* **WHAT TO PRODUCE**
Copy the data below line for line, with no changes.

--- PROVIDED DATA ---

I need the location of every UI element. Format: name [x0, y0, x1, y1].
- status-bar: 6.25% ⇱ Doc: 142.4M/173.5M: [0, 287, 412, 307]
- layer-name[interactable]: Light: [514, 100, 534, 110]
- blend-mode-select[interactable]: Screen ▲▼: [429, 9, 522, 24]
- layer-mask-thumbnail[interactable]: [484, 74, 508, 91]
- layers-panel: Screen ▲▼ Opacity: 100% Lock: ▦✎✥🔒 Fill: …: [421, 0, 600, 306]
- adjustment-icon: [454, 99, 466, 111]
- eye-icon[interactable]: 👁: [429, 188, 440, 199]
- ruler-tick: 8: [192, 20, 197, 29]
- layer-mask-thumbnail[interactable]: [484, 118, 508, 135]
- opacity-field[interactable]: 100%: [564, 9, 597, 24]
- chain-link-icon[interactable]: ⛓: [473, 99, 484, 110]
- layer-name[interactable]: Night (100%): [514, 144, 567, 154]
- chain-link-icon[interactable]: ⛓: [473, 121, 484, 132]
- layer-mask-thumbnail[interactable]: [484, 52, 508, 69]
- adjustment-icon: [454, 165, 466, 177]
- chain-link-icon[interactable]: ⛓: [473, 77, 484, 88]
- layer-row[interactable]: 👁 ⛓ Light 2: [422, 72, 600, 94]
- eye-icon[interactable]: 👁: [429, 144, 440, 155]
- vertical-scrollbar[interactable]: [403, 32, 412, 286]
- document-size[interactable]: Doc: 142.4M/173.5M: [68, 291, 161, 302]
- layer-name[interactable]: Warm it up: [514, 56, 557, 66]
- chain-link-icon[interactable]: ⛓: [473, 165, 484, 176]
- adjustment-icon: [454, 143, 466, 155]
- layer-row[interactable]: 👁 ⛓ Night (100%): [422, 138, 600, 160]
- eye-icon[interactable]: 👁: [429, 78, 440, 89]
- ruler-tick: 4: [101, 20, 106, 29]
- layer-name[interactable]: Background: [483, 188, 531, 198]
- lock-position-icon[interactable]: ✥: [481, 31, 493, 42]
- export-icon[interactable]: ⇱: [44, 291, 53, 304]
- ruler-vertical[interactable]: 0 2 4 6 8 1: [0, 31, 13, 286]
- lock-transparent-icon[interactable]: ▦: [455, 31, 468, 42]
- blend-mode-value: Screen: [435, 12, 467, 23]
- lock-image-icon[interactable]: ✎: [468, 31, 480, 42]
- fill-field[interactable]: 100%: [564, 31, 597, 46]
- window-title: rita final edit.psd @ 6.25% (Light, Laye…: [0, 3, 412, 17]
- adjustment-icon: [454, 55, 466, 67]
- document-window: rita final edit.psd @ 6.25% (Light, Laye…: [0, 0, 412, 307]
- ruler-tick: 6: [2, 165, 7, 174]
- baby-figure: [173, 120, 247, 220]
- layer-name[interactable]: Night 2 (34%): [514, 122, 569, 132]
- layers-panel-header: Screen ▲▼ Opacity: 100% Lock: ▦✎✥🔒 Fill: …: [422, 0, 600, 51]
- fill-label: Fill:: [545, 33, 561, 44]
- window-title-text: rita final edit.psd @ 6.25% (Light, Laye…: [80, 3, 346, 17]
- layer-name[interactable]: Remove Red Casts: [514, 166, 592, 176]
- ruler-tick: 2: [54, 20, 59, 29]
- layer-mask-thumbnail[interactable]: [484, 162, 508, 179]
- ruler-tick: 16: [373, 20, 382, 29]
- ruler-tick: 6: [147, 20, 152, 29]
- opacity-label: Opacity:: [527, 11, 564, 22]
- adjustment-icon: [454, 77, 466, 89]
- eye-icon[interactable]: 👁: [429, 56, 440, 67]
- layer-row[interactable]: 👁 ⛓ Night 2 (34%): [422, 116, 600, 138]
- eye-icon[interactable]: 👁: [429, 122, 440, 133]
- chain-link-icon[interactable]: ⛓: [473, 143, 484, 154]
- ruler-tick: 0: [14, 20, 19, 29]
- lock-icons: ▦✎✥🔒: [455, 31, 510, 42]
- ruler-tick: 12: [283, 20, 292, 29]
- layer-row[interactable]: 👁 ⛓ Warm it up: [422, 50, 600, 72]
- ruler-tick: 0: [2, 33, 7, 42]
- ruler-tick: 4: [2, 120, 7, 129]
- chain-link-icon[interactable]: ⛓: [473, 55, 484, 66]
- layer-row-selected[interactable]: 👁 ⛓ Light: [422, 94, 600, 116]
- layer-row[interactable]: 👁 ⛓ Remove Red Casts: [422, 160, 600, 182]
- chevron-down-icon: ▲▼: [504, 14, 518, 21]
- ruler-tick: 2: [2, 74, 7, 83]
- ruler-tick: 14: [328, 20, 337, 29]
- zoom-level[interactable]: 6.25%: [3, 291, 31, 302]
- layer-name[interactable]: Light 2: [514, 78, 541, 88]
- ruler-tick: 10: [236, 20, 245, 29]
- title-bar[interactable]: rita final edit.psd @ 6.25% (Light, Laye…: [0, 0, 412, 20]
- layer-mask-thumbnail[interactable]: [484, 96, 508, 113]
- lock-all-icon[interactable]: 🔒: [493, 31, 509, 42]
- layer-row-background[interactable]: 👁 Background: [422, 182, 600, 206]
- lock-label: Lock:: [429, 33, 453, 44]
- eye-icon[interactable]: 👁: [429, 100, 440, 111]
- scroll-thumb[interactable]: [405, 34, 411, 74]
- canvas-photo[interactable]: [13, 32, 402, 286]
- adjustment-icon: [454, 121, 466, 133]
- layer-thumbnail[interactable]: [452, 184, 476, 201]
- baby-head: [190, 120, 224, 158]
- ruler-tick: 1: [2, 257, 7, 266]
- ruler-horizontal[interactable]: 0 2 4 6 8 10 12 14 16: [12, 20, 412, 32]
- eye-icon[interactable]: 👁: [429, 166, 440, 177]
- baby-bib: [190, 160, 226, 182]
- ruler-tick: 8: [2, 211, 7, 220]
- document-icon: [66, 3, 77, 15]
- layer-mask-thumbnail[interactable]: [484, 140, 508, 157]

---

* **ANSWER**
I need the location of every UI element. Format: name [x0, y0, x1, y1].
- status-bar: 6.25% ⇱ Doc: 142.4M/173.5M: [0, 287, 412, 307]
- layer-name[interactable]: Light: [514, 100, 534, 110]
- blend-mode-select[interactable]: Screen ▲▼: [429, 9, 522, 24]
- layer-mask-thumbnail[interactable]: [484, 74, 508, 91]
- layers-panel: Screen ▲▼ Opacity: 100% Lock: ▦✎✥🔒 Fill: …: [421, 0, 600, 306]
- adjustment-icon: [454, 99, 466, 111]
- eye-icon[interactable]: 👁: [429, 188, 440, 199]
- ruler-tick: 8: [192, 20, 197, 29]
- layer-mask-thumbnail[interactable]: [484, 118, 508, 135]
- opacity-field[interactable]: 100%: [564, 9, 597, 24]
- chain-link-icon[interactable]: ⛓: [473, 99, 484, 110]
- layer-name[interactable]: Night (100%): [514, 144, 567, 154]
- chain-link-icon[interactable]: ⛓: [473, 121, 484, 132]
- layer-mask-thumbnail[interactable]: [484, 52, 508, 69]
- adjustment-icon: [454, 165, 466, 177]
- chain-link-icon[interactable]: ⛓: [473, 77, 484, 88]
- layer-row[interactable]: 👁 ⛓ Light 2: [422, 72, 600, 94]
- eye-icon[interactable]: 👁: [429, 144, 440, 155]
- vertical-scrollbar[interactable]: [403, 32, 412, 286]
- document-size[interactable]: Doc: 142.4M/173.5M: [68, 291, 161, 302]
- layer-name[interactable]: Warm it up: [514, 56, 557, 66]
- chain-link-icon[interactable]: ⛓: [473, 165, 484, 176]
- adjustment-icon: [454, 143, 466, 155]
- layer-row[interactable]: 👁 ⛓ Night (100%): [422, 138, 600, 160]
- eye-icon[interactable]: 👁: [429, 78, 440, 89]
- ruler-tick: 4: [101, 20, 106, 29]
- layer-name[interactable]: Background: [483, 188, 531, 198]
- lock-position-icon[interactable]: ✥: [481, 31, 493, 42]
- export-icon[interactable]: ⇱: [44, 291, 53, 304]
- ruler-vertical[interactable]: 0 2 4 6 8 1: [0, 31, 13, 286]
- lock-transparent-icon[interactable]: ▦: [455, 31, 468, 42]
- blend-mode-value: Screen: [435, 12, 467, 23]
- lock-image-icon[interactable]: ✎: [468, 31, 480, 42]
- fill-field[interactable]: 100%: [564, 31, 597, 46]
- window-title: rita final edit.psd @ 6.25% (Light, Laye…: [0, 3, 412, 17]
- adjustment-icon: [454, 55, 466, 67]
- document-window: rita final edit.psd @ 6.25% (Light, Laye…: [0, 0, 412, 307]
- ruler-tick: 6: [2, 165, 7, 174]
- baby-figure: [173, 120, 247, 220]
- layer-name[interactable]: Night 2 (34%): [514, 122, 569, 132]
- layers-panel-header: Screen ▲▼ Opacity: 100% Lock: ▦✎✥🔒 Fill: …: [422, 0, 600, 51]
- fill-label: Fill:: [545, 33, 561, 44]
- window-title-text: rita final edit.psd @ 6.25% (Light, Laye…: [80, 3, 346, 17]
- layer-name[interactable]: Remove Red Casts: [514, 166, 592, 176]
- ruler-tick: 2: [54, 20, 59, 29]
- layer-mask-thumbnail[interactable]: [484, 162, 508, 179]
- ruler-tick: 16: [373, 20, 382, 29]
- ruler-tick: 6: [147, 20, 152, 29]
- opacity-label: Opacity:: [527, 11, 564, 22]
- adjustment-icon: [454, 77, 466, 89]
- eye-icon[interactable]: 👁: [429, 56, 440, 67]
- layer-row[interactable]: 👁 ⛓ Night 2 (34%): [422, 116, 600, 138]
- eye-icon[interactable]: 👁: [429, 122, 440, 133]
- chain-link-icon[interactable]: ⛓: [473, 143, 484, 154]
- ruler-tick: 0: [14, 20, 19, 29]
- lock-icons: ▦✎✥🔒: [455, 31, 510, 42]
- ruler-tick: 12: [283, 20, 292, 29]
- layer-row[interactable]: 👁 ⛓ Warm it up: [422, 50, 600, 72]
- ruler-tick: 0: [2, 33, 7, 42]
- ruler-tick: 4: [2, 120, 7, 129]
- chain-link-icon[interactable]: ⛓: [473, 55, 484, 66]
- layer-row-selected[interactable]: 👁 ⛓ Light: [422, 94, 600, 116]
- layer-row[interactable]: 👁 ⛓ Remove Red Casts: [422, 160, 600, 182]
- chevron-down-icon: ▲▼: [504, 14, 518, 21]
- ruler-tick: 2: [2, 74, 7, 83]
- ruler-tick: 14: [328, 20, 337, 29]
- zoom-level[interactable]: 6.25%: [3, 291, 31, 302]
- layer-name[interactable]: Light 2: [514, 78, 541, 88]
- ruler-tick: 10: [236, 20, 245, 29]
- title-bar[interactable]: rita final edit.psd @ 6.25% (Light, Laye…: [0, 0, 412, 20]
- layer-mask-thumbnail[interactable]: [484, 96, 508, 113]
- lock-all-icon[interactable]: 🔒: [493, 31, 509, 42]
- layer-row-background[interactable]: 👁 Background: [422, 182, 600, 206]
- lock-label: Lock:: [429, 33, 453, 44]
- eye-icon[interactable]: 👁: [429, 100, 440, 111]
- scroll-thumb[interactable]: [405, 34, 411, 74]
- canvas-photo[interactable]: [13, 32, 402, 286]
- adjustment-icon: [454, 121, 466, 133]
- layer-thumbnail[interactable]: [452, 184, 476, 201]
- baby-head: [190, 120, 224, 158]
- ruler-tick: 1: [2, 257, 7, 266]
- ruler-horizontal[interactable]: 0 2 4 6 8 10 12 14 16: [12, 20, 412, 32]
- eye-icon[interactable]: 👁: [429, 166, 440, 177]
- baby-bib: [190, 160, 226, 182]
- ruler-tick: 8: [2, 211, 7, 220]
- document-icon: [66, 3, 77, 15]
- layer-mask-thumbnail[interactable]: [484, 140, 508, 157]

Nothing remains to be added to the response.